> [Stated exercise]: Copy out the stretch from the start of the records through the line containing "- rsi-scale-label: 0: [1526, 746, 1532, 756]", reproducing each line without any change.

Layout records
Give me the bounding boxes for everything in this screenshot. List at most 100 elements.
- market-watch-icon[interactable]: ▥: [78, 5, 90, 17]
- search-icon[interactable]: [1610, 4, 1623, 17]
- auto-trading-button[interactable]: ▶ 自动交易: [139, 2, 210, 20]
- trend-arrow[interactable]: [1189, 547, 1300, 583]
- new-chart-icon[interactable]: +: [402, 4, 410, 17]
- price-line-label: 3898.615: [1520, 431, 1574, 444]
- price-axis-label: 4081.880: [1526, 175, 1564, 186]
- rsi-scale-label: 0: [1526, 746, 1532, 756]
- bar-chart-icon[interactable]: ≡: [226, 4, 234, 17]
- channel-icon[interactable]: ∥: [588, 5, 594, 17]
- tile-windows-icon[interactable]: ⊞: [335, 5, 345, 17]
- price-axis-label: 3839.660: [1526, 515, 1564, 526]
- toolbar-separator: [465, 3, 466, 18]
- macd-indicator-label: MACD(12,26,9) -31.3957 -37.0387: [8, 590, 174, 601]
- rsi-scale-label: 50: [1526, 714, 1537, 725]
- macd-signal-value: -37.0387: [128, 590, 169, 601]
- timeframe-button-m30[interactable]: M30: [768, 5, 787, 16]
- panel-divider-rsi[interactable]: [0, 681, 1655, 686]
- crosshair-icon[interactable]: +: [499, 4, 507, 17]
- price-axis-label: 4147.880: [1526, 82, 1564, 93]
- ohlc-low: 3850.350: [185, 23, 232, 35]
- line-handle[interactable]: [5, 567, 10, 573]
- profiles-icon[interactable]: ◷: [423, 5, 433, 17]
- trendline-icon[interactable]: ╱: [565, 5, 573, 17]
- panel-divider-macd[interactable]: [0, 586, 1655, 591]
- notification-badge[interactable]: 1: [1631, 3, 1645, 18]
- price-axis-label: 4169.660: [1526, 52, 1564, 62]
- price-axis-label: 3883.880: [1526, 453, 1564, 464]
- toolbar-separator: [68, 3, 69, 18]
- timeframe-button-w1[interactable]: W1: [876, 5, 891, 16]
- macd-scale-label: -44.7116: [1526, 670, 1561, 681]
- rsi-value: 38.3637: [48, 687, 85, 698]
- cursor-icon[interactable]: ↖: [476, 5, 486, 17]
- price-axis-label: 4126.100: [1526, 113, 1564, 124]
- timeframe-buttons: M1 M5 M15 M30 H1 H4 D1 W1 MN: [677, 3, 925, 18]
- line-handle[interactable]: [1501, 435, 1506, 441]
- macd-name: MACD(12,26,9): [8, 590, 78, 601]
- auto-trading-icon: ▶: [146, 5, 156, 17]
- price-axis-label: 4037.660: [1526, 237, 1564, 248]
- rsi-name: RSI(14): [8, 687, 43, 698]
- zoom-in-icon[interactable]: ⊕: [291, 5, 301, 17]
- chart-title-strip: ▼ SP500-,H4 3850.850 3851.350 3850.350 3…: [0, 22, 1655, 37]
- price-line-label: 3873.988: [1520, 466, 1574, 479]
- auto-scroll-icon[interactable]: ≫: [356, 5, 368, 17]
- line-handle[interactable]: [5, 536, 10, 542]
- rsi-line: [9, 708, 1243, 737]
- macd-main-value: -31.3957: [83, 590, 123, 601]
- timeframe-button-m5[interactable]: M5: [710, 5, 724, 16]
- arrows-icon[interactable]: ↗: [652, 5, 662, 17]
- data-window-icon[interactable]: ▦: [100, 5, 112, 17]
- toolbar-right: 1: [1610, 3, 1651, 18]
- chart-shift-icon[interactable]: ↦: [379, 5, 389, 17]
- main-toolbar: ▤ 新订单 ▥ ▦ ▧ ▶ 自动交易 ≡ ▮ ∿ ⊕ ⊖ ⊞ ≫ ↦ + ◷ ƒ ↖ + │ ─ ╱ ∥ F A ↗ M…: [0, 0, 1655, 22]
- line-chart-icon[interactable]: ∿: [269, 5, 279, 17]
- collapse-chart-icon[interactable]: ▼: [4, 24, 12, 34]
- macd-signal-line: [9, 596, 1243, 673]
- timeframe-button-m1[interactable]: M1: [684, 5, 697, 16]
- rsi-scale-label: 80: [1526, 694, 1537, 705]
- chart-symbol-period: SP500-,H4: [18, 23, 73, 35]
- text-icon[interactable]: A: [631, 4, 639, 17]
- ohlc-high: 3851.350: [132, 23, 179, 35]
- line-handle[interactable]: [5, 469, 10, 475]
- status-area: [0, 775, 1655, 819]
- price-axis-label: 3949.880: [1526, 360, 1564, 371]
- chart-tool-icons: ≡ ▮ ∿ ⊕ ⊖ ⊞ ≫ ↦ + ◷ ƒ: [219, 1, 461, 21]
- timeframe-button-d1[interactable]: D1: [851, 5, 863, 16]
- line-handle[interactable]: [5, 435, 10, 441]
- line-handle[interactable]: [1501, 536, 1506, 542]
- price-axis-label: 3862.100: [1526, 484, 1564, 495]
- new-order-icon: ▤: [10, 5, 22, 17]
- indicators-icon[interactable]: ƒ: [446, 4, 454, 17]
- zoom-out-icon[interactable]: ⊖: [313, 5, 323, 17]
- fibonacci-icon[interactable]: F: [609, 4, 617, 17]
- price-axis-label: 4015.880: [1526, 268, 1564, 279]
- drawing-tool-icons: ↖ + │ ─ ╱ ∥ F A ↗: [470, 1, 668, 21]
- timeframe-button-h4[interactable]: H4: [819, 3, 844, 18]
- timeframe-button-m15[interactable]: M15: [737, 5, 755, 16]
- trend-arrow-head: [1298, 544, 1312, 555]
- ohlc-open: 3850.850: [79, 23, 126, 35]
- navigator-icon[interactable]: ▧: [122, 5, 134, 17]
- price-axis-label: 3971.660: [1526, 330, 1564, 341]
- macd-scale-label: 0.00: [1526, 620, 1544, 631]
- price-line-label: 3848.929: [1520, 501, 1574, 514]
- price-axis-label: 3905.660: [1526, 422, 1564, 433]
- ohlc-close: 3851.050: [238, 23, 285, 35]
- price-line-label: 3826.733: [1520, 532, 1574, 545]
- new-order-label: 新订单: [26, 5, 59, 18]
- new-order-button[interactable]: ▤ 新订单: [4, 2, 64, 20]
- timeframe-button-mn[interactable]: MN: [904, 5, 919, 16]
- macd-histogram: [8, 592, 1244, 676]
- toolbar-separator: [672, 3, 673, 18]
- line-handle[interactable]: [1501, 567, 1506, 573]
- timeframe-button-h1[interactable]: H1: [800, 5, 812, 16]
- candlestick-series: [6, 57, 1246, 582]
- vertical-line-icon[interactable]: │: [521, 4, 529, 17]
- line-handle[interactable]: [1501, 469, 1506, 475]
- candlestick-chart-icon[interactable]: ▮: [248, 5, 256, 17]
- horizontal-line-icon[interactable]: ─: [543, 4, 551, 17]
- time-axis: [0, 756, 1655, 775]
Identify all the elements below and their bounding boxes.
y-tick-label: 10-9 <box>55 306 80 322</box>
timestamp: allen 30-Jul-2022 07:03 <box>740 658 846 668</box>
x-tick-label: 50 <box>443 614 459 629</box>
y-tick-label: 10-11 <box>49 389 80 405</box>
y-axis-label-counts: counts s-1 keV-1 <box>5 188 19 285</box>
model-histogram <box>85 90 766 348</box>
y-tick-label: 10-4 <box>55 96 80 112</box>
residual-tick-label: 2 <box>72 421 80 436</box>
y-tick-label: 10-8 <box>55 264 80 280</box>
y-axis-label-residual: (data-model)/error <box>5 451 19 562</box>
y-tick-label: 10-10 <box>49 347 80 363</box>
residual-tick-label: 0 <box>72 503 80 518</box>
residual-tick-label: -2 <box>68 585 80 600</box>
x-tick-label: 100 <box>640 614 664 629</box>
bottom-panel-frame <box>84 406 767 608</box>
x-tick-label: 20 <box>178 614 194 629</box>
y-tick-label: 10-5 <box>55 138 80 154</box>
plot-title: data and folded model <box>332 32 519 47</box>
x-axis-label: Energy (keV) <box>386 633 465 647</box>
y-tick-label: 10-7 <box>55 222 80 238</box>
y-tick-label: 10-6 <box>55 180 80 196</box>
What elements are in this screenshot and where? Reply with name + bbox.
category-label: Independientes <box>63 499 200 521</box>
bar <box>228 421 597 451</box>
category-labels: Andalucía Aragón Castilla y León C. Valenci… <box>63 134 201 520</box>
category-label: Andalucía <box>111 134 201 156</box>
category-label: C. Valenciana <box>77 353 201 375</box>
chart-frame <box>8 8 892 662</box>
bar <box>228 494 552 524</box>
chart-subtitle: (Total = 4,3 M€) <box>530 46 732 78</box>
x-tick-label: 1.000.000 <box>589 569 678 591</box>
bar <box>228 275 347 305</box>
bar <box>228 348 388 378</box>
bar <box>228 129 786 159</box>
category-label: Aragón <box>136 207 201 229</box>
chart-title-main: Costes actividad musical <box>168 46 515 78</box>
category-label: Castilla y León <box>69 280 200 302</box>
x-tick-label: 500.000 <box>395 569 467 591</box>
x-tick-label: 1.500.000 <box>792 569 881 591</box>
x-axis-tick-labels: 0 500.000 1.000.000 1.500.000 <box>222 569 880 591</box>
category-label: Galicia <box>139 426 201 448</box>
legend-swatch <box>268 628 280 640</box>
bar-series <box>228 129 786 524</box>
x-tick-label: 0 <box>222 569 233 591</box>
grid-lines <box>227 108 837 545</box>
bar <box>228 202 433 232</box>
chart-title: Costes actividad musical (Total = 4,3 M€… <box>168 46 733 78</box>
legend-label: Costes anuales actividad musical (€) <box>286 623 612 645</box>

> [Answer for the task]:
Give me the bounding boxes for everything in this screenshot. List at most 100 elements.
- market-watch-icon[interactable]: ▥: [78, 5, 90, 17]
- search-icon[interactable]: [1610, 4, 1623, 17]
- auto-trading-button[interactable]: ▶ 自动交易: [139, 2, 210, 20]
- trend-arrow[interactable]: [1189, 547, 1300, 583]
- new-chart-icon[interactable]: +: [402, 4, 410, 17]
- price-line-label: 3898.615: [1520, 431, 1574, 444]
- price-axis-label: 4081.880: [1526, 175, 1564, 186]
- rsi-scale-label: 0: [1526, 746, 1532, 756]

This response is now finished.